== WHAT TO WORK ON ==
Find every line in the records below that holds the word "SDTVAR" and copy it.
____________
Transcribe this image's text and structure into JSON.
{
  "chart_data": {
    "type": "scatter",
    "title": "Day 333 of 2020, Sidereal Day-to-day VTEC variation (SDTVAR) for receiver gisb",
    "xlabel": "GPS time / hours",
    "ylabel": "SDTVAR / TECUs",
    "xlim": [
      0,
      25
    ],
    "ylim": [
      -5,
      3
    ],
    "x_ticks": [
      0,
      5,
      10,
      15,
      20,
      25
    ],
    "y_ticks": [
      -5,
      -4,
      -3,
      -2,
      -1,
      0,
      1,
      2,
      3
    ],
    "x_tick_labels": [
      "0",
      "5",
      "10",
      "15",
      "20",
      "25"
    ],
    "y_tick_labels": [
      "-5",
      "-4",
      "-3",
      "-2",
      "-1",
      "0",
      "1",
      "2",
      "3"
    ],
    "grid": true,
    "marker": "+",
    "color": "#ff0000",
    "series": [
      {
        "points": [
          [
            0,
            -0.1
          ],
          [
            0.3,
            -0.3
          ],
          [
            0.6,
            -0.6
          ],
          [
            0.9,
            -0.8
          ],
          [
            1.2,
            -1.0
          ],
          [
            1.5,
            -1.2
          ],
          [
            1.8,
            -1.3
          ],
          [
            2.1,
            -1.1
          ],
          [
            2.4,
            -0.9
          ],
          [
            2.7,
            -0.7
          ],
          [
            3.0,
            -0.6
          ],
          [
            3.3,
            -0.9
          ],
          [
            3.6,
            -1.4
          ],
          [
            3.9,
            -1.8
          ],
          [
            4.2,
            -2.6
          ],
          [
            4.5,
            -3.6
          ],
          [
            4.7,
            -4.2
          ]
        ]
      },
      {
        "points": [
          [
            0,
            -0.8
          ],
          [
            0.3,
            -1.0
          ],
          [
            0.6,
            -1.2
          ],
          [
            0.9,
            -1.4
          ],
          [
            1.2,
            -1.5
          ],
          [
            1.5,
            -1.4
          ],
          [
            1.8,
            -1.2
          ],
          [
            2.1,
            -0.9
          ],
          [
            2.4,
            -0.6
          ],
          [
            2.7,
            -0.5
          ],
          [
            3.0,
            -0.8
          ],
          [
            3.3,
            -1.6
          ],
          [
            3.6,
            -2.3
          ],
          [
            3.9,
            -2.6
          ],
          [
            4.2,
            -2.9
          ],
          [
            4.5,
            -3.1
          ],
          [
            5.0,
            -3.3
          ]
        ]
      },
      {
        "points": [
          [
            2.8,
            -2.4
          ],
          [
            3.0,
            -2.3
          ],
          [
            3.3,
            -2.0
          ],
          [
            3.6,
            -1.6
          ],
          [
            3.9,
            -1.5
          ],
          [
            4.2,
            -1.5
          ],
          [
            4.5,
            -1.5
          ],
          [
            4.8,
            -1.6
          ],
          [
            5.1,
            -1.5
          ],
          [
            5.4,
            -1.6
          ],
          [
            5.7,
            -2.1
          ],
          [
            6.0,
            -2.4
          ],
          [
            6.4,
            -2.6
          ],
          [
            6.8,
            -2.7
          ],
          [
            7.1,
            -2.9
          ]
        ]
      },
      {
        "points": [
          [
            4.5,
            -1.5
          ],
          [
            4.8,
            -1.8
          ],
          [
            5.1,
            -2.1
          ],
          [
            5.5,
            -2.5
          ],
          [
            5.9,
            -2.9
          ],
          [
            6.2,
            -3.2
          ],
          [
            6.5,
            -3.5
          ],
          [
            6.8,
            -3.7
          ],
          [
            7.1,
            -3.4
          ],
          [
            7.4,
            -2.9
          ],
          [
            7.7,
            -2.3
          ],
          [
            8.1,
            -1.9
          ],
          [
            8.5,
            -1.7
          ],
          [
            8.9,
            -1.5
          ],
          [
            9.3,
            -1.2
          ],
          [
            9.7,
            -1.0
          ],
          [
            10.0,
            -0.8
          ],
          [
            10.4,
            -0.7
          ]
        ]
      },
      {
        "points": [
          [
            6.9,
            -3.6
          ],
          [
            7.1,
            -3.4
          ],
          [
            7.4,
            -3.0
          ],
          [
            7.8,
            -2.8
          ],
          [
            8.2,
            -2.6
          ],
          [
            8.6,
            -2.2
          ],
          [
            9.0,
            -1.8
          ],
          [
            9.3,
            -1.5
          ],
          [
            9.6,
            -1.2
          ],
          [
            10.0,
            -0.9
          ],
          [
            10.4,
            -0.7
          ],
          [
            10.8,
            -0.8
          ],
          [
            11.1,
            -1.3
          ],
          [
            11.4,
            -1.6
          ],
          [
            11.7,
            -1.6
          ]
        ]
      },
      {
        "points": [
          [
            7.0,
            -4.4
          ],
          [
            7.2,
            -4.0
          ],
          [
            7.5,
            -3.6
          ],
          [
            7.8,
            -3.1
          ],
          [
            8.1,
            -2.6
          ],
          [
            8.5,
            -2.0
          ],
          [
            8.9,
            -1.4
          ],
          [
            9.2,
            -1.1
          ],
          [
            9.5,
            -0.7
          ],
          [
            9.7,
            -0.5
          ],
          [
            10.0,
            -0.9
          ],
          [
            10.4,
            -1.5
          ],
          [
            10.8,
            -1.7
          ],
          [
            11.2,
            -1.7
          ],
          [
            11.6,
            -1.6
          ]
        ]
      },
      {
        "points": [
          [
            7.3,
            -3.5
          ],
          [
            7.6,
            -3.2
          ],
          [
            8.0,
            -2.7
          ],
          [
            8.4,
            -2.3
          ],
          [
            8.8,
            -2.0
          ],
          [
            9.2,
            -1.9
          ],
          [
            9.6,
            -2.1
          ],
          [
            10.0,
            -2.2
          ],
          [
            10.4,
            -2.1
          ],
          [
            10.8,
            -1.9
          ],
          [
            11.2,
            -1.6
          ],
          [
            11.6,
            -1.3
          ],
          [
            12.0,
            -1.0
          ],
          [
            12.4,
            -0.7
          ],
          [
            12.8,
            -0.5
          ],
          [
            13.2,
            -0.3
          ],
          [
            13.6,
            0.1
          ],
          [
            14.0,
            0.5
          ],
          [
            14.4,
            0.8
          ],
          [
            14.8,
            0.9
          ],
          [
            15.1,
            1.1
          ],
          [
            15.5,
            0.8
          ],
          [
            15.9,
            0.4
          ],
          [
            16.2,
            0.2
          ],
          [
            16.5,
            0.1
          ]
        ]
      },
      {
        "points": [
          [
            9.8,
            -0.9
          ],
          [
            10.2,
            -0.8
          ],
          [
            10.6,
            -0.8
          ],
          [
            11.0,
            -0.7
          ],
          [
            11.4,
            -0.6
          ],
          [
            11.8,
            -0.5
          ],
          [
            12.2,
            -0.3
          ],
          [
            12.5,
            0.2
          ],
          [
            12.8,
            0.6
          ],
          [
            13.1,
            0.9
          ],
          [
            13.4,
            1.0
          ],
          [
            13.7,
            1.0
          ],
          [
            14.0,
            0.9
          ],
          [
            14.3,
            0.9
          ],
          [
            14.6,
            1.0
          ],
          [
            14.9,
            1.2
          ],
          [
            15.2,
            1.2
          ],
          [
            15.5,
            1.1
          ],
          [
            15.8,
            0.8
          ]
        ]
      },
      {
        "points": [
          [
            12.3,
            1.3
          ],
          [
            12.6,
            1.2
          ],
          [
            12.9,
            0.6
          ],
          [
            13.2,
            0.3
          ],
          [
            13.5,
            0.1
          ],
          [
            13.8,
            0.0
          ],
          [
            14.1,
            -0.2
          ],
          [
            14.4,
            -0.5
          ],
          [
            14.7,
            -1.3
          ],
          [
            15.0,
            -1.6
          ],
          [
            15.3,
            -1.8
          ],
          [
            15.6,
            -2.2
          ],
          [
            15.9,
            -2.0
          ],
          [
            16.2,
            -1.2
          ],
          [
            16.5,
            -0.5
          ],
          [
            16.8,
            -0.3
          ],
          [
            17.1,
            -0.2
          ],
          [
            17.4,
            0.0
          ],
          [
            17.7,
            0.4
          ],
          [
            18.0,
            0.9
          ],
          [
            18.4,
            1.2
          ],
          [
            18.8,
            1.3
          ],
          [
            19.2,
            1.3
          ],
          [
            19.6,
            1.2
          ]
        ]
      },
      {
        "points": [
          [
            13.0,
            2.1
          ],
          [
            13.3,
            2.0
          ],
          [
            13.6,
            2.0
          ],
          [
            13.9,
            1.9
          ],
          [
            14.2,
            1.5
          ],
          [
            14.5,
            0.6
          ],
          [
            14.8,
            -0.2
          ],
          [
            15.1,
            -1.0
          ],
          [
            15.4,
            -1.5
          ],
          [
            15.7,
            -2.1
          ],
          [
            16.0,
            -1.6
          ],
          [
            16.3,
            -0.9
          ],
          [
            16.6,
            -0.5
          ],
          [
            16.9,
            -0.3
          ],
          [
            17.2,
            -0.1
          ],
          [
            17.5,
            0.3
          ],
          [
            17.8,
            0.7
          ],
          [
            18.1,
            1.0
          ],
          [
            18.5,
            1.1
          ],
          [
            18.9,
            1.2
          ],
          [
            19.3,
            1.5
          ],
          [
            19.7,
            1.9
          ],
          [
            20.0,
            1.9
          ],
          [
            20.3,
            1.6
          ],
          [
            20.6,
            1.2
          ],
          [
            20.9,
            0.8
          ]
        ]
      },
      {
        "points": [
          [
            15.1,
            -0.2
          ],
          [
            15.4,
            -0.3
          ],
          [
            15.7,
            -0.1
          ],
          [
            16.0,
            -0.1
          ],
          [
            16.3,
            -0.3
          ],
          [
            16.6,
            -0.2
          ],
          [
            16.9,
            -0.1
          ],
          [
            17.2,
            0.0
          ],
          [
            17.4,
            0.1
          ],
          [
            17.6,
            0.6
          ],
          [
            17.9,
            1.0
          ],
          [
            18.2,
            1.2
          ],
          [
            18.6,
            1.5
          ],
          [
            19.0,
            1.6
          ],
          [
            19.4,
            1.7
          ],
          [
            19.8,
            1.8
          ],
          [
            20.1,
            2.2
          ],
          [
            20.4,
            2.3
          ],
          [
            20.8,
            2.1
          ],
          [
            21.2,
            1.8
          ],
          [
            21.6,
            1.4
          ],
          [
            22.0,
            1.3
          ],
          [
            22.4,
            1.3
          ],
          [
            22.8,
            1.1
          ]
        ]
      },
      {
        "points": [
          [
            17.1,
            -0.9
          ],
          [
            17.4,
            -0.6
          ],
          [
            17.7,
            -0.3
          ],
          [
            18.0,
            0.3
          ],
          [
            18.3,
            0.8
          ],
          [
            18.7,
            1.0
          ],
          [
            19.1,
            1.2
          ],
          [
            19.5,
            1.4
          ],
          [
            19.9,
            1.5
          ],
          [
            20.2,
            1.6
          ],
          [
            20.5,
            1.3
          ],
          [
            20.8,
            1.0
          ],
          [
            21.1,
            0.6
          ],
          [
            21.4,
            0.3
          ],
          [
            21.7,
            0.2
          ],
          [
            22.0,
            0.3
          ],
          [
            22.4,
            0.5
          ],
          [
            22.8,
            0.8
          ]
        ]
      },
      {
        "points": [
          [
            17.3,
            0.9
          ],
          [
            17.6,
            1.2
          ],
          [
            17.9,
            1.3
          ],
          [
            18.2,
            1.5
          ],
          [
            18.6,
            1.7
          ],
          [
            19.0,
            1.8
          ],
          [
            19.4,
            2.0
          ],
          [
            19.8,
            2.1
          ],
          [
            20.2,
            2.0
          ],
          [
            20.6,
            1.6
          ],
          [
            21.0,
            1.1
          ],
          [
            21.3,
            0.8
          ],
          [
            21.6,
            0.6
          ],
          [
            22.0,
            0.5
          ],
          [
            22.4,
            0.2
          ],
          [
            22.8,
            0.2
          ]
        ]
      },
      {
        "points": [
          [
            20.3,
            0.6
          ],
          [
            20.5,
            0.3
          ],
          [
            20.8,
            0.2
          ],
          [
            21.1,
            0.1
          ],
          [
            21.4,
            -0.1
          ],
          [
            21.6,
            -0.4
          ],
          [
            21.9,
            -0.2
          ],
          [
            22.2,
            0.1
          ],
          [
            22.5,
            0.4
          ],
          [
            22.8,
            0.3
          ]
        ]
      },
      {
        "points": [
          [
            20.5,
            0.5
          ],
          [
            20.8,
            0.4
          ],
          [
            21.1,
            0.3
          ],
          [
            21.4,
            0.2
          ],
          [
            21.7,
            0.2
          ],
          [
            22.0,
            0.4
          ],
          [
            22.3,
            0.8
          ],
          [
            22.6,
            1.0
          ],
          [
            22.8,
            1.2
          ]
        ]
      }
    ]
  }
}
____________
== THE REPLY ==
    "title": "Day 333 of 2020, Sidereal Day-to-day VTEC variation (SDTVAR) for receiver gisb",
    "ylabel": "SDTVAR / TECUs",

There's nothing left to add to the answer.